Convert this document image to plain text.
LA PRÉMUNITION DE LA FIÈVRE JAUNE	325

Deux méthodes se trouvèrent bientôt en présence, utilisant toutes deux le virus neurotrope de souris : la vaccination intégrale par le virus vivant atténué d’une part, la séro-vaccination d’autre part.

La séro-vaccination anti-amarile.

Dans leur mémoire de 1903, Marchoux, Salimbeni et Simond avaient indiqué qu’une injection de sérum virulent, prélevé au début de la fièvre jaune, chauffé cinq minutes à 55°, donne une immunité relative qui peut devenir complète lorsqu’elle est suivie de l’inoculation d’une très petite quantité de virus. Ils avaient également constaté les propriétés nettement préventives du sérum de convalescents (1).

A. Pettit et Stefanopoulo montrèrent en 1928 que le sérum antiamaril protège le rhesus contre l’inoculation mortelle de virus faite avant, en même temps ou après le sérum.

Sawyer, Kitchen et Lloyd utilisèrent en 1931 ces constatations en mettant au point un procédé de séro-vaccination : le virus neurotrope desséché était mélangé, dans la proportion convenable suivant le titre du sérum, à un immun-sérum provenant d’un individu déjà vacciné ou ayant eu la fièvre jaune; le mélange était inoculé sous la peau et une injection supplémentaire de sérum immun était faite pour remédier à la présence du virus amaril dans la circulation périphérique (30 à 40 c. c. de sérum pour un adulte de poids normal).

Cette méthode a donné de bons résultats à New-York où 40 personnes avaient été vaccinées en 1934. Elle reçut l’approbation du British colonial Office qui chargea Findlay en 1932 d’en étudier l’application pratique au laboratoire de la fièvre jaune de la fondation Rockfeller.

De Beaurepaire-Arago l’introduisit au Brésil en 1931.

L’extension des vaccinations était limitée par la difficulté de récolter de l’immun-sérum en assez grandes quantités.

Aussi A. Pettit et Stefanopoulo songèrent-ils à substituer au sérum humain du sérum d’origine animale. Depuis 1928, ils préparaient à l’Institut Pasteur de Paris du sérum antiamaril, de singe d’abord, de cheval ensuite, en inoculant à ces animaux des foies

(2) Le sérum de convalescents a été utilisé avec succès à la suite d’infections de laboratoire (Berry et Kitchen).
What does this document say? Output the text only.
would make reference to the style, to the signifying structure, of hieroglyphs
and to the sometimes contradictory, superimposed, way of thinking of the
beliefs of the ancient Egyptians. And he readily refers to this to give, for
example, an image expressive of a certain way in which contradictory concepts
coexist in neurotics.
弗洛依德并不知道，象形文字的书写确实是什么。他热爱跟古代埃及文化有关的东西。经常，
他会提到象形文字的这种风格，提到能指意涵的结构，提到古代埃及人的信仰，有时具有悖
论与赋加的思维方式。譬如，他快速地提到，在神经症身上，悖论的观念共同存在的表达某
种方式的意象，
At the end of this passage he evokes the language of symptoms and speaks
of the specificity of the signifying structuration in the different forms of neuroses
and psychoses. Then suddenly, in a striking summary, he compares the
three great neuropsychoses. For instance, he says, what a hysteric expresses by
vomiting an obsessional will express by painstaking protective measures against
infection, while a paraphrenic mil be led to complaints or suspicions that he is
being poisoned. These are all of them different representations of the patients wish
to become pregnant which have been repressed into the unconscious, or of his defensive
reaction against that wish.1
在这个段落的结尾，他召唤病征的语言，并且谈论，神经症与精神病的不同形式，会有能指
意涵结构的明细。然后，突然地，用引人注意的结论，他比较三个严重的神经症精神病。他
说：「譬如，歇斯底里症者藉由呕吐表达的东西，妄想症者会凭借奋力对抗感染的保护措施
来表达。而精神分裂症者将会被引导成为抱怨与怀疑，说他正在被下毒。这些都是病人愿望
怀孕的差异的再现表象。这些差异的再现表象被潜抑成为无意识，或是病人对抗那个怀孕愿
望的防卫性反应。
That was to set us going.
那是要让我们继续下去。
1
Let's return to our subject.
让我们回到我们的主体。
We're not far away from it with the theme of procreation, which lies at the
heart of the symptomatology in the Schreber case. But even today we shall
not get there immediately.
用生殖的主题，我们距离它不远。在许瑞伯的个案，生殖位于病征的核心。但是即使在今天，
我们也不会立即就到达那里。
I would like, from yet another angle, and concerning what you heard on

* **WHAT NEEDS TO BE DONE**
A single number is the answer: the count of lines in the material above that contain "laboratoire".

* **OUTPUT**
2